## begin
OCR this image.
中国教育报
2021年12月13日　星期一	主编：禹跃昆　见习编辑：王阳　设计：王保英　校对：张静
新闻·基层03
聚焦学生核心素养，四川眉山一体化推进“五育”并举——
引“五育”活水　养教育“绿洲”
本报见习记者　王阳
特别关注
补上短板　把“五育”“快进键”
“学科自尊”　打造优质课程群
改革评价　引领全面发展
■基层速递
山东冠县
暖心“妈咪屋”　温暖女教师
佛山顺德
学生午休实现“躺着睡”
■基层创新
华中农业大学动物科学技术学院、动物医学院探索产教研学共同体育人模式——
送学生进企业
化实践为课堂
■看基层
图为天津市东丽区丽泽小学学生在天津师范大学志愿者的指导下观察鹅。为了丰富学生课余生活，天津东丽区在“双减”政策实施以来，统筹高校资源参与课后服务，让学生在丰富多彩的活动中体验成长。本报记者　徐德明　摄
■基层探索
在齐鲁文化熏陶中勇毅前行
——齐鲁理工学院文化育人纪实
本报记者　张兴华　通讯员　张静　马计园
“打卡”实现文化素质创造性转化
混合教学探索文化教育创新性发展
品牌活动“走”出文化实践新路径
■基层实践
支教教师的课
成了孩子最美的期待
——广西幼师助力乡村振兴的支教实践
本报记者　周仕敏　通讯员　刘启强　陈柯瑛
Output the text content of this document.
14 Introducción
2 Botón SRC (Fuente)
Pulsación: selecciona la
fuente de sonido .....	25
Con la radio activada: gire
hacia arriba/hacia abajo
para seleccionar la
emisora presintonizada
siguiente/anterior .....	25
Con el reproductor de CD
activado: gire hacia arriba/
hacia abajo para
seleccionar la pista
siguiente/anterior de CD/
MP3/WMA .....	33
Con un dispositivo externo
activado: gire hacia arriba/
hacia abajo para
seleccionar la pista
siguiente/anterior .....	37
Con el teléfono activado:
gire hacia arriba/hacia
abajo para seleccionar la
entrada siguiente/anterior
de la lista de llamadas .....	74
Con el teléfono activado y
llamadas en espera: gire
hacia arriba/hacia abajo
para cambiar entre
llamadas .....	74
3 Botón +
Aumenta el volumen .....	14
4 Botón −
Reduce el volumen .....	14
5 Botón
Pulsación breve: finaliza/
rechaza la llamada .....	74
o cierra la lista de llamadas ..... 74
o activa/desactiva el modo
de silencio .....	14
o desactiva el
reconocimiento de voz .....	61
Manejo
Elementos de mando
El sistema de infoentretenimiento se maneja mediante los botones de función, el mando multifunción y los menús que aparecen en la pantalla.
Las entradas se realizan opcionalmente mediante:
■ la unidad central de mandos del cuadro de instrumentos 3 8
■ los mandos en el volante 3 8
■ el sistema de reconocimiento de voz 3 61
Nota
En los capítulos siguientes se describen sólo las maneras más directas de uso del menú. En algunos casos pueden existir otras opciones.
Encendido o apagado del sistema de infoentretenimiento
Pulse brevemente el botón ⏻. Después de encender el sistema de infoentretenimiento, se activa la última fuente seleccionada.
## end
EXERCISE TASK: Transcribe the data above in full, exactly.

COMPLETE RESPONSE:
OCR this image.
中国教育报
2021年12月13日　星期一	主编：禹跃昆　见习编辑：王阳　设计：王保英　校对：张静
新闻·基层03
聚焦学生核心素养，四川眉山一体化推进“五育”并举——
引“五育”活水　养教育“绿洲”
本报见习记者　王阳
特别关注
补上短板　把“五育”“快进键”
“学科自尊”　打造优质课程群
改革评价　引领全面发展
■基层速递
山东冠县
暖心“妈咪屋”　温暖女教师
佛山顺德
学生午休实现“躺着睡”
■基层创新
华中农业大学动物科学技术学院、动物医学院探索产教研学共同体育人模式——
送学生进企业
化实践为课堂
■看基层
图为天津市东丽区丽泽小学学生在天津师范大学志愿者的指导下观察鹅。为了丰富学生课余生活，天津东丽区在“双减”政策实施以来，统筹高校资源参与课后服务，让学生在丰富多彩的活动中体验成长。本报记者　徐德明　摄
■基层探索
在齐鲁文化熏陶中勇毅前行
——齐鲁理工学院文化育人纪实
本报记者　张兴华　通讯员　张静　马计园
“打卡”实现文化素质创造性转化
混合教学探索文化教育创新性发展
品牌活动“走”出文化实践新路径
■基层实践
支教教师的课
成了孩子最美的期待
——广西幼师助力乡村振兴的支教实践
本报记者　周仕敏　通讯员　刘启强　陈柯瑛
Output the text content of this document.
14 Introducción
2 Botón SRC (Fuente)
Pulsación: selecciona la
fuente de sonido .....	25
Con la radio activada: gire
hacia arriba/hacia abajo
para seleccionar la
emisora presintonizada
siguiente/anterior .....	25
Con el reproductor de CD
activado: gire hacia arriba/
hacia abajo para
seleccionar la pista
siguiente/anterior de CD/
MP3/WMA .....	33
Con un dispositivo externo
activado: gire hacia arriba/
hacia abajo para
seleccionar la pista
siguiente/anterior .....	37
Con el teléfono activado:
gire hacia arriba/hacia
abajo para seleccionar la
entrada siguiente/anterior
de la lista de llamadas .....	74
Con el teléfono activado y
llamadas en espera: gire
hacia arriba/hacia abajo
para cambiar entre
llamadas .....	74
3 Botón +
Aumenta el volumen .....	14
4 Botón −
Reduce el volumen .....	14
5 Botón
Pulsación breve: finaliza/
rechaza la llamada .....	74
o cierra la lista de llamadas ..... 74
o activa/desactiva el modo
de silencio .....	14
o desactiva el
reconocimiento de voz .....	61
Manejo
Elementos de mando
El sistema de infoentretenimiento se maneja mediante los botones de función, el mando multifunción y los menús que aparecen en la pantalla.
Las entradas se realizan opcionalmente mediante:
■ la unidad central de mandos del cuadro de instrumentos 3 8
■ los mandos en el volante 3 8
■ el sistema de reconocimiento de voz 3 61
Nota
En los capítulos siguientes se describen sólo las maneras más directas de uso del menú. En algunos casos pueden existir otras opciones.
Encendido o apagado del sistema de infoentretenimiento
Pulse brevemente el botón ⏻. Después de encender el sistema de infoentretenimiento, se activa la última fuente seleccionada.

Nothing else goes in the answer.